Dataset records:
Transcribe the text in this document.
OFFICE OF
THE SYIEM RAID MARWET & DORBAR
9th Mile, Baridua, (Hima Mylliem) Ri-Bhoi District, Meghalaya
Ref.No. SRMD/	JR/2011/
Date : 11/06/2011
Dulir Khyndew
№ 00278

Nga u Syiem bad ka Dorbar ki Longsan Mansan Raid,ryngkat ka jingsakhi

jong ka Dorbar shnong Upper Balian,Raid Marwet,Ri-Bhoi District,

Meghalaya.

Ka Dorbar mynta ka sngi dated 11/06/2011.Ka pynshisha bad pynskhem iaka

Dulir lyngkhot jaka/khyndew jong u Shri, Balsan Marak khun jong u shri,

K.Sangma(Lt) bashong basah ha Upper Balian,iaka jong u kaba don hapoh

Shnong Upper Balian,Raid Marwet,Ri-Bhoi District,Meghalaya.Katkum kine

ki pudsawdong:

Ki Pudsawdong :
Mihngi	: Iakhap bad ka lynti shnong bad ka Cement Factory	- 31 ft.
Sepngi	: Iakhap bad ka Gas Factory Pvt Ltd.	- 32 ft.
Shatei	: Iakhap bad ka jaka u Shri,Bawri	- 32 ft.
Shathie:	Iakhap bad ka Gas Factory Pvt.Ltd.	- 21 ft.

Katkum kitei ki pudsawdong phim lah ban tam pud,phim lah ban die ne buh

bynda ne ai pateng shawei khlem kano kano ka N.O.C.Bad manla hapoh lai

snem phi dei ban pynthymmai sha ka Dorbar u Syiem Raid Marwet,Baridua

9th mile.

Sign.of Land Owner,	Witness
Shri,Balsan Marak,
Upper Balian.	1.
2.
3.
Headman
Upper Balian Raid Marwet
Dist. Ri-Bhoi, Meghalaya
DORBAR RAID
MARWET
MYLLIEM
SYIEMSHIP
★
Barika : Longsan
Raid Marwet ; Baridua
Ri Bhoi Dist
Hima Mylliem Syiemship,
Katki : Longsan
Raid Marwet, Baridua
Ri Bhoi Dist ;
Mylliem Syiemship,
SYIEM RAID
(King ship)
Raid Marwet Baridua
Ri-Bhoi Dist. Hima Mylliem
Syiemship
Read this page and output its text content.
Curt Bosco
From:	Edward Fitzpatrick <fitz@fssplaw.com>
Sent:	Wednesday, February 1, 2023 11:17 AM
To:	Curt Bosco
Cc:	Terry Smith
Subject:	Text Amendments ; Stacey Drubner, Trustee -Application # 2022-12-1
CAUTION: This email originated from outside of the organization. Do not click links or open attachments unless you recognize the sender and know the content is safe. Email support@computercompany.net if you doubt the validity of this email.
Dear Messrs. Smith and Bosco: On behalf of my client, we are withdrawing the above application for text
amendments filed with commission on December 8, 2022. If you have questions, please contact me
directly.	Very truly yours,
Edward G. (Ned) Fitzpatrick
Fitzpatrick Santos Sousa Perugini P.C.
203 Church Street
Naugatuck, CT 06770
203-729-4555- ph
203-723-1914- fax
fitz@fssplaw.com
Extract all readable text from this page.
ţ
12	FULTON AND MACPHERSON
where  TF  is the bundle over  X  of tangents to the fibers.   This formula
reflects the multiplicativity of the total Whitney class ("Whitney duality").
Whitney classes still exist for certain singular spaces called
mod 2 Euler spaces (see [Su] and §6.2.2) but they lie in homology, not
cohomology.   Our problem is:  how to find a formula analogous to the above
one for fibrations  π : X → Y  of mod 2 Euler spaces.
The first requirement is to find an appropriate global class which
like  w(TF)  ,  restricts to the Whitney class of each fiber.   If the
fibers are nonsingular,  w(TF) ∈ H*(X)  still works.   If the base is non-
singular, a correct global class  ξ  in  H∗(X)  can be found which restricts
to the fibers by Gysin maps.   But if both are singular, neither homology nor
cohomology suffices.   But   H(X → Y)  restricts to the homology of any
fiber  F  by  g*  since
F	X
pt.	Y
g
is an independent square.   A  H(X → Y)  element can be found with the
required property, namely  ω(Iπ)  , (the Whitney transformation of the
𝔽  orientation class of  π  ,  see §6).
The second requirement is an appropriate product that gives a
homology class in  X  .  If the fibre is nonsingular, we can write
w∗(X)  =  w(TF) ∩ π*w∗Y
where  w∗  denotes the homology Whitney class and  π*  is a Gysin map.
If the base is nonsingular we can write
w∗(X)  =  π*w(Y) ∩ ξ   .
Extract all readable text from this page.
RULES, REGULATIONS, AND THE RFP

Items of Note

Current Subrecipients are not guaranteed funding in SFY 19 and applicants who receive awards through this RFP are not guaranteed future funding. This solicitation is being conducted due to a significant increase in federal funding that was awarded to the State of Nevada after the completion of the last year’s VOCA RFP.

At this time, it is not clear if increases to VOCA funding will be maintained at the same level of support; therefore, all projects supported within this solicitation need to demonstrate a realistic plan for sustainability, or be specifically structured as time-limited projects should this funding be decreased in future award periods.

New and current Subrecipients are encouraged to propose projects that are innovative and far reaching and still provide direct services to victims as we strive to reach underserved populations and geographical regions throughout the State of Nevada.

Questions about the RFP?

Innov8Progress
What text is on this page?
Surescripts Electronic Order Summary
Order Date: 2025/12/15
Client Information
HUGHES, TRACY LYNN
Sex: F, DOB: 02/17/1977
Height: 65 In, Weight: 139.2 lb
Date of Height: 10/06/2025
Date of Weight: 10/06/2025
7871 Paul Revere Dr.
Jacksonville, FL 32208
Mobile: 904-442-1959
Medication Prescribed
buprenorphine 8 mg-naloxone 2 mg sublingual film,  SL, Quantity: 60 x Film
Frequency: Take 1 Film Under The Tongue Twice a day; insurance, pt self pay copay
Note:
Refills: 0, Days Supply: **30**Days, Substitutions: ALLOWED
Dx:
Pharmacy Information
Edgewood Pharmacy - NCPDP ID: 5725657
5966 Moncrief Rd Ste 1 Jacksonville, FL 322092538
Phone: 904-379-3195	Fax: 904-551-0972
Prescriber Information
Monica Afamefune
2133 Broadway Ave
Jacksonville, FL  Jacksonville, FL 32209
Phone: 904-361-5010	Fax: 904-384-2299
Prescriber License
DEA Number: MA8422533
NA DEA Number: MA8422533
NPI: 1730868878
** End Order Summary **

DIRECTIONS:
Report how many lines in the entries hold the string "spaces". Nothing but the number is wanted.

THE SOLUTION:
3